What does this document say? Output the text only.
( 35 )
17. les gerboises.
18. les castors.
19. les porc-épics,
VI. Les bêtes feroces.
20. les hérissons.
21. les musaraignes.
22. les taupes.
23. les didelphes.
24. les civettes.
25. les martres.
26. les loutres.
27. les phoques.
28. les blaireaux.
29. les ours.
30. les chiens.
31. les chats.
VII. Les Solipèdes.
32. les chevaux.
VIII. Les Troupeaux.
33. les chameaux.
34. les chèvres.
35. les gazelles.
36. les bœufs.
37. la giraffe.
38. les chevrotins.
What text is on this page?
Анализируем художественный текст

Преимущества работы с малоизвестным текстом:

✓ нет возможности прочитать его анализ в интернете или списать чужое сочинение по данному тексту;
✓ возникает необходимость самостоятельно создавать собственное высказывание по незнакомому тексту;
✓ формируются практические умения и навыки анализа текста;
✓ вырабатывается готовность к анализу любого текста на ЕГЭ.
§
The task: Reproduce only the lines running from the one with "What text is on this page?" through the final line of the listing above, both ends included.

Reply:
What text is on this page?
Анализируем художественный текст

Преимущества работы с малоизвестным текстом:

✓ нет возможности прочитать его анализ в интернете или списать чужое сочинение по данному тексту;
✓ возникает необходимость самостоятельно создавать собственное высказывание по незнакомому тексту;
✓ формируются практические умения и навыки анализа текста;
✓ вырабатывается готовность к анализу любого текста на ЕГЭ.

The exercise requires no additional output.